» Task directions: Provide the data again in its entirety, exactly as given.

[Dataset items]

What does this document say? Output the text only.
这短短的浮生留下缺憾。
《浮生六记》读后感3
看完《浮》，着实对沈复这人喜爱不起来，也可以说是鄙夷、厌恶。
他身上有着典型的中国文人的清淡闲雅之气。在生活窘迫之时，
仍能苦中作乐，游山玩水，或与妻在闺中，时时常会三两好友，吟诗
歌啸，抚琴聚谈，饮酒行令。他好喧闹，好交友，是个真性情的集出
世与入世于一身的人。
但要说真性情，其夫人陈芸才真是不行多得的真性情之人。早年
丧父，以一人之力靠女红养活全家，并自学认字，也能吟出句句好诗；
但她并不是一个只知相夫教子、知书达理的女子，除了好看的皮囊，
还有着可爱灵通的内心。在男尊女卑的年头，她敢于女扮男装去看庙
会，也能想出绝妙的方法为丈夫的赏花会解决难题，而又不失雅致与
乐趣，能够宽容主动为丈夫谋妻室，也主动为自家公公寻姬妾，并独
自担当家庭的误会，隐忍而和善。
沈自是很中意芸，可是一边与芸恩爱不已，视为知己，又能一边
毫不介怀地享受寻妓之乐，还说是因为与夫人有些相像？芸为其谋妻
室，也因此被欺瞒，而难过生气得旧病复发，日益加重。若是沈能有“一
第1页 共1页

» Reply:
What does this document say? Output the text only.
这短短的浮生留下缺憾。
《浮生六记》读后感3
看完《浮》，着实对沈复这人喜爱不起来，也可以说是鄙夷、厌恶。
他身上有着典型的中国文人的清淡闲雅之气。在生活窘迫之时，
仍能苦中作乐，游山玩水，或与妻在闺中，时时常会三两好友，吟诗
歌啸，抚琴聚谈，饮酒行令。他好喧闹，好交友，是个真性情的集出
世与入世于一身的人。
但要说真性情，其夫人陈芸才真是不行多得的真性情之人。早年
丧父，以一人之力靠女红养活全家，并自学认字，也能吟出句句好诗；
但她并不是一个只知相夫教子、知书达理的女子，除了好看的皮囊，
还有着可爱灵通的内心。在男尊女卑的年头，她敢于女扮男装去看庙
会，也能想出绝妙的方法为丈夫的赏花会解决难题，而又不失雅致与
乐趣，能够宽容主动为丈夫谋妻室，也主动为自家公公寻姬妾，并独
自担当家庭的误会，隐忍而和善。
沈自是很中意芸，可是一边与芸恩爱不已，视为知己，又能一边
毫不介怀地享受寻妓之乐，还说是因为与夫人有些相像？芸为其谋妻
室，也因此被欺瞒，而难过生气得旧病复发，日益加重。若是沈能有“一
第1页 共1页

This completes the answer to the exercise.